> _Directions_
In full and without alteration, repeat the material.

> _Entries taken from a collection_
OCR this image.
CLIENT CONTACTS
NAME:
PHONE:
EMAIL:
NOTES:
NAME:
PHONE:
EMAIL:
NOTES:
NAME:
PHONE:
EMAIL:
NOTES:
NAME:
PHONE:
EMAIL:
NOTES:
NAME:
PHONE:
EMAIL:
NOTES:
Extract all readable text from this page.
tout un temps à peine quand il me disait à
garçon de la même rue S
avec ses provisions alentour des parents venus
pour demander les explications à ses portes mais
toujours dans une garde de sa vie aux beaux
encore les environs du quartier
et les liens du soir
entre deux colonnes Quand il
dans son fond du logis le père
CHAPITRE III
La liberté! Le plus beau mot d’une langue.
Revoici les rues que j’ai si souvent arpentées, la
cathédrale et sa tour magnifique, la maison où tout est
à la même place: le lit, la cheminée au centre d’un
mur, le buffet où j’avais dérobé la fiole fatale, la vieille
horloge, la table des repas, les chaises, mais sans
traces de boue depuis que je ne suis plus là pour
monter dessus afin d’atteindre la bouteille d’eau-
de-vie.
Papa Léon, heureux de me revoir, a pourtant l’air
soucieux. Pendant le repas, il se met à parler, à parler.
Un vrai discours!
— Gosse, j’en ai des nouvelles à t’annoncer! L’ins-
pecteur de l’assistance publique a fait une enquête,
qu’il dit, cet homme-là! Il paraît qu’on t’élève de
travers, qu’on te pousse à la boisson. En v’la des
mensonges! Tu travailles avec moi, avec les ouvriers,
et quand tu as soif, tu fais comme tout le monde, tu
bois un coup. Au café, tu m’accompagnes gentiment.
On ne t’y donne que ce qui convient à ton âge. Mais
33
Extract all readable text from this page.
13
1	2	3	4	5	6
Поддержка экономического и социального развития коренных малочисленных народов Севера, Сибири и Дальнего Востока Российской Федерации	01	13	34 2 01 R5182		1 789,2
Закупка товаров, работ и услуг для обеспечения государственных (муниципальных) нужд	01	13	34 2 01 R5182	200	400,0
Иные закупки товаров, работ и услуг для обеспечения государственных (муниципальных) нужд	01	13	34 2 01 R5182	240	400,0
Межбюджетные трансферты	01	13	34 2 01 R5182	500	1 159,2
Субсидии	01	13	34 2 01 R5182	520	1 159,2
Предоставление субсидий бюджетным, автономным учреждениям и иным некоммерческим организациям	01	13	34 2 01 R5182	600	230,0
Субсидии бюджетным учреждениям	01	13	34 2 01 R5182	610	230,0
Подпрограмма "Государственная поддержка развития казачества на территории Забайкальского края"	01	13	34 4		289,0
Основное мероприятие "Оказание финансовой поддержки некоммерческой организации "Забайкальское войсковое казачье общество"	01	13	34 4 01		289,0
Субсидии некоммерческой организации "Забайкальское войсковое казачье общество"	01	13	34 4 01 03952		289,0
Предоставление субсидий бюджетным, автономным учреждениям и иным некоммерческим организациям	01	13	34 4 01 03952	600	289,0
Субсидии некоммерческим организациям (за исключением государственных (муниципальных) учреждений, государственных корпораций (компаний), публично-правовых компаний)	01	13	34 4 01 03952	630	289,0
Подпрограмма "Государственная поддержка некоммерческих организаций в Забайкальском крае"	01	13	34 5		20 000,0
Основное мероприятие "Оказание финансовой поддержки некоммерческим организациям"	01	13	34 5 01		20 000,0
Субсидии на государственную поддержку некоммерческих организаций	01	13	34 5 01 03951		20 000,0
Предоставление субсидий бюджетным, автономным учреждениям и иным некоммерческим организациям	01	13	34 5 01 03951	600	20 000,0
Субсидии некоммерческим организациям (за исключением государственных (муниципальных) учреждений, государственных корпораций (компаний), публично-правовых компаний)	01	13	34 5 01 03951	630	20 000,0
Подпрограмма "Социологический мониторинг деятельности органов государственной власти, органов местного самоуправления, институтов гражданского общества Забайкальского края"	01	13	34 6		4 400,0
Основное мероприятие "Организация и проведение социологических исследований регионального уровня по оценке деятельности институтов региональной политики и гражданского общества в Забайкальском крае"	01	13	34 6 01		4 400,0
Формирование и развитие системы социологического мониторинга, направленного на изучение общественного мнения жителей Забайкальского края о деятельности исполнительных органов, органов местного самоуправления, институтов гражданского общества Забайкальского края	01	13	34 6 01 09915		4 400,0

> _Output_
OCR this image.
CLIENT CONTACTS
NAME:
PHONE:
EMAIL:
NOTES:
NAME:
PHONE:
EMAIL:
NOTES:
NAME:
PHONE:
EMAIL:
NOTES:
NAME:
PHONE:
EMAIL:
NOTES:
NAME:
PHONE:
EMAIL:
NOTES:
Extract all readable text from this page.
tout un temps à peine quand il me disait à
garçon de la même rue S
avec ses provisions alentour des parents venus
pour demander les explications à ses portes mais
toujours dans une garde de sa vie aux beaux
encore les environs du quartier
et les liens du soir
entre deux colonnes Quand il
dans son fond du logis le père
CHAPITRE III
La liberté! Le plus beau mot d’une langue.
Revoici les rues que j’ai si souvent arpentées, la
cathédrale et sa tour magnifique, la maison où tout est
à la même place: le lit, la cheminée au centre d’un
mur, le buffet où j’avais dérobé la fiole fatale, la vieille
horloge, la table des repas, les chaises, mais sans
traces de boue depuis que je ne suis plus là pour
monter dessus afin d’atteindre la bouteille d’eau-
de-vie.
Papa Léon, heureux de me revoir, a pourtant l’air
soucieux. Pendant le repas, il se met à parler, à parler.
Un vrai discours!
— Gosse, j’en ai des nouvelles à t’annoncer! L’ins-
pecteur de l’assistance publique a fait une enquête,
qu’il dit, cet homme-là! Il paraît qu’on t’élève de
travers, qu’on te pousse à la boisson. En v’la des
mensonges! Tu travailles avec moi, avec les ouvriers,
et quand tu as soif, tu fais comme tout le monde, tu
bois un coup. Au café, tu m’accompagnes gentiment.
On ne t’y donne que ce qui convient à ton âge. Mais
33
Extract all readable text from this page.
13
1	2	3	4	5	6
Поддержка экономического и социального развития коренных малочисленных народов Севера, Сибири и Дальнего Востока Российской Федерации	01	13	34 2 01 R5182		1 789,2
Закупка товаров, работ и услуг для обеспечения государственных (муниципальных) нужд	01	13	34 2 01 R5182	200	400,0
Иные закупки товаров, работ и услуг для обеспечения государственных (муниципальных) нужд	01	13	34 2 01 R5182	240	400,0
Межбюджетные трансферты	01	13	34 2 01 R5182	500	1 159,2
Субсидии	01	13	34 2 01 R5182	520	1 159,2
Предоставление субсидий бюджетным, автономным учреждениям и иным некоммерческим организациям	01	13	34 2 01 R5182	600	230,0
Субсидии бюджетным учреждениям	01	13	34 2 01 R5182	610	230,0
Подпрограмма "Государственная поддержка развития казачества на территории Забайкальского края"	01	13	34 4		289,0
Основное мероприятие "Оказание финансовой поддержки некоммерческой организации "Забайкальское войсковое казачье общество"	01	13	34 4 01		289,0
Субсидии некоммерческой организации "Забайкальское войсковое казачье общество"	01	13	34 4 01 03952		289,0
Предоставление субсидий бюджетным, автономным учреждениям и иным некоммерческим организациям	01	13	34 4 01 03952	600	289,0
Субсидии некоммерческим организациям (за исключением государственных (муниципальных) учреждений, государственных корпораций (компаний), публично-правовых компаний)	01	13	34 4 01 03952	630	289,0
Подпрограмма "Государственная поддержка некоммерческих организаций в Забайкальском крае"	01	13	34 5		20 000,0
Основное мероприятие "Оказание финансовой поддержки некоммерческим организациям"	01	13	34 5 01		20 000,0
Субсидии на государственную поддержку некоммерческих организаций	01	13	34 5 01 03951		20 000,0
Предоставление субсидий бюджетным, автономным учреждениям и иным некоммерческим организациям	01	13	34 5 01 03951	600	20 000,0
Субсидии некоммерческим организациям (за исключением государственных (муниципальных) учреждений, государственных корпораций (компаний), публично-правовых компаний)	01	13	34 5 01 03951	630	20 000,0
Подпрограмма "Социологический мониторинг деятельности органов государственной власти, органов местного самоуправления, институтов гражданского общества Забайкальского края"	01	13	34 6		4 400,0
Основное мероприятие "Организация и проведение социологических исследований регионального уровня по оценке деятельности институтов региональной политики и гражданского общества в Забайкальском крае"	01	13	34 6 01		4 400,0
Формирование и развитие системы социологического мониторинга, направленного на изучение общественного мнения жителей Забайкальского края о деятельности исполнительных органов, органов местного самоуправления, институтов гражданского общества Забайкальского края	01	13	34 6 01 09915		4 400,0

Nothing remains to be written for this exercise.